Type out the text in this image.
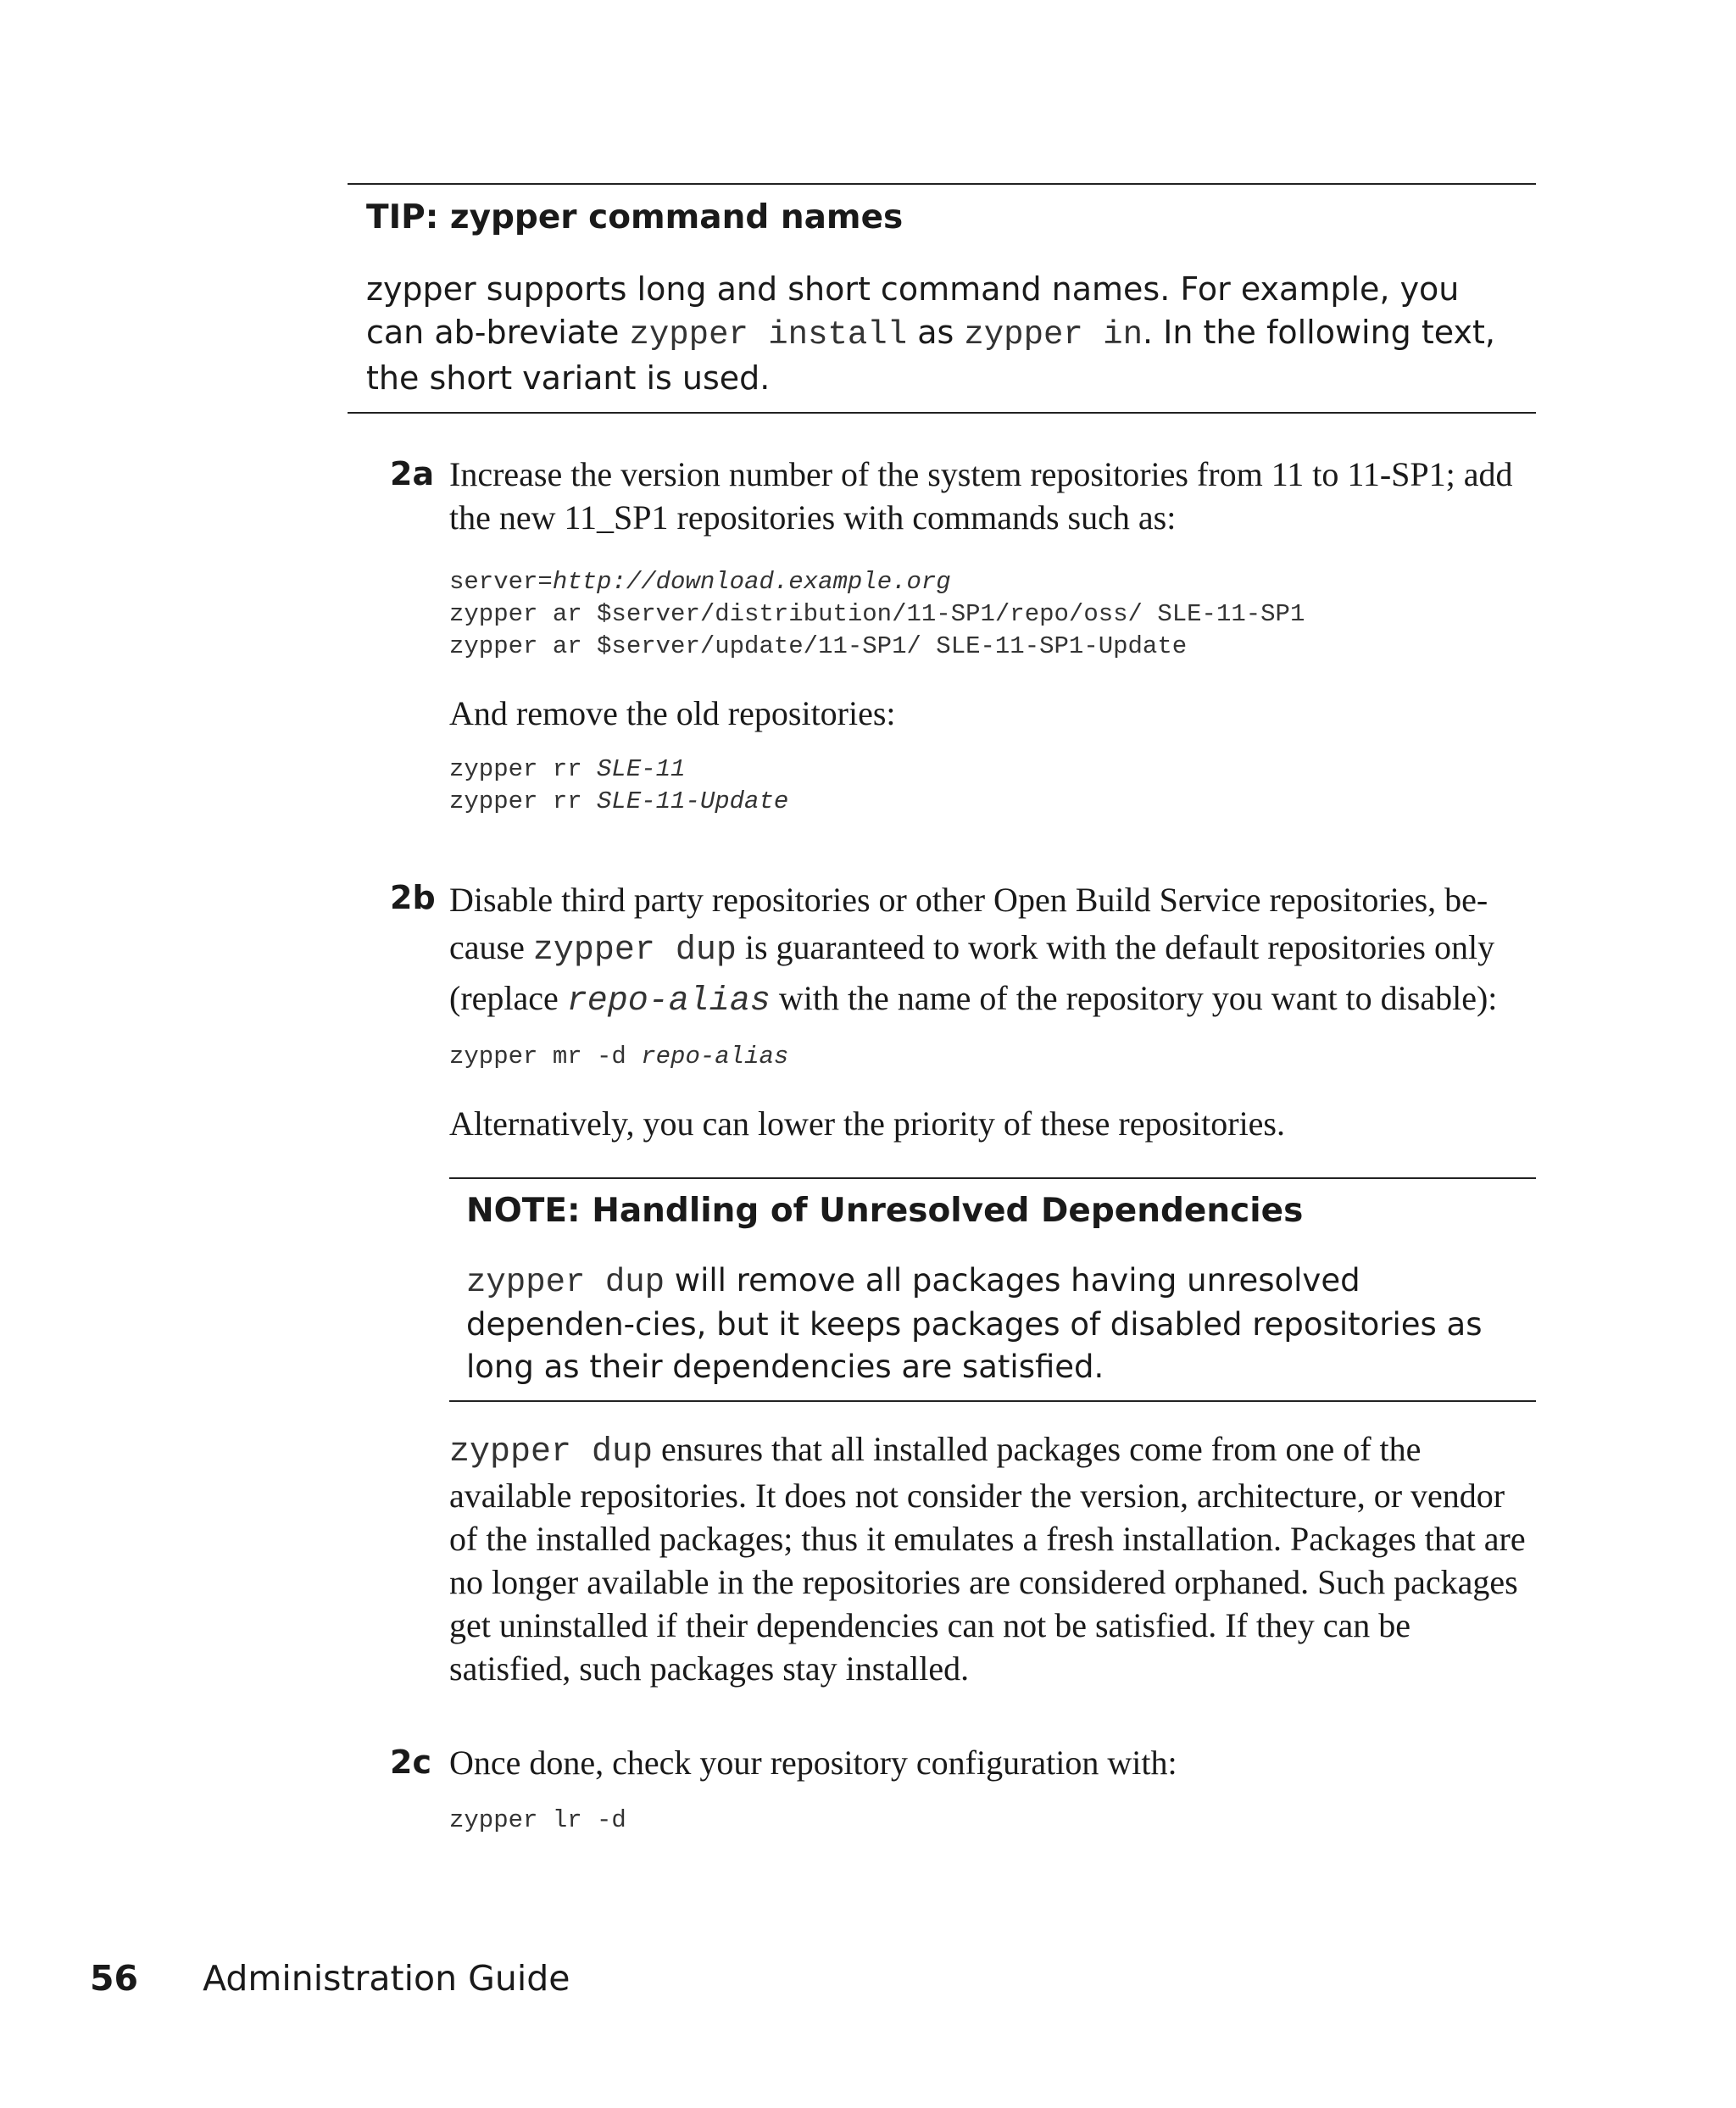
TIP: zypper command names
zypper supports long and short command names. For example, you can ab-breviate zypper install as zypper in. In the following text, the short variant is used.
2a Increase the version number of the system repositories from 11 to 11-SP1; add the new 11_SP1 repositories with commands such as:

server=http://download.example.org
zypper ar $server/distribution/11-SP1/repo/oss/ SLE-11-SP1
zypper ar $server/update/11-SP1/ SLE-11-SP1-Update

And remove the old repositories:

zypper rr SLE-11
zypper rr SLE-11-Update
2b Disable third party repositories or other Open Build Service repositories, be-cause zypper dup is guaranteed to work with the default repositories only (replace repo-alias with the name of the repository you want to disable):

zypper mr -d repo-alias

Alternatively, you can lower the priority of these repositories.

NOTE: Handling of Unresolved Dependencies
zypper dup will remove all packages having unresolved dependen-cies, but it keeps packages of disabled repositories as long as their dependencies are satisfied.
zypper dup ensures that all installed packages come from one of the available repositories. It does not consider the version, architecture, or vendor of the installed packages; thus it emulates a fresh installation. Packages that are no longer available in the repositories are considered orphaned. Such packages get uninstalled if their dependencies can not be satisfied. If they can be satisfied, such packages stay installed.
2c Once done, check your repository configuration with:

zypper lr -d
56 Administration Guide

• Task description: Transcribe the entries above verbatim, omitting their pictures.

• Problem solution:
Type out the text in this image.
TIP: zypper command names
zypper supports long and short command names. For example, you can ab-breviate zypper install as zypper in. In the following text, the short variant is used.
2a Increase the version number of the system repositories from 11 to 11-SP1; add the new 11_SP1 repositories with commands such as:

server=http://download.example.org
zypper ar $server/distribution/11-SP1/repo/oss/ SLE-11-SP1
zypper ar $server/update/11-SP1/ SLE-11-SP1-Update

And remove the old repositories:

zypper rr SLE-11
zypper rr SLE-11-Update
2b Disable third party repositories or other Open Build Service repositories, be-cause zypper dup is guaranteed to work with the default repositories only (replace repo-alias with the name of the repository you want to disable):

zypper mr -d repo-alias

Alternatively, you can lower the priority of these repositories.

NOTE: Handling of Unresolved Dependencies
zypper dup will remove all packages having unresolved dependen-cies, but it keeps packages of disabled repositories as long as their dependencies are satisfied.
zypper dup ensures that all installed packages come from one of the available repositories. It does not consider the version, architecture, or vendor of the installed packages; thus it emulates a fresh installation. Packages that are no longer available in the repositories are considered orphaned. Such packages get uninstalled if their dependencies can not be satisfied. If they can be satisfied, such packages stay installed.
2c Once done, check your repository configuration with:

zypper lr -d
56 Administration Guide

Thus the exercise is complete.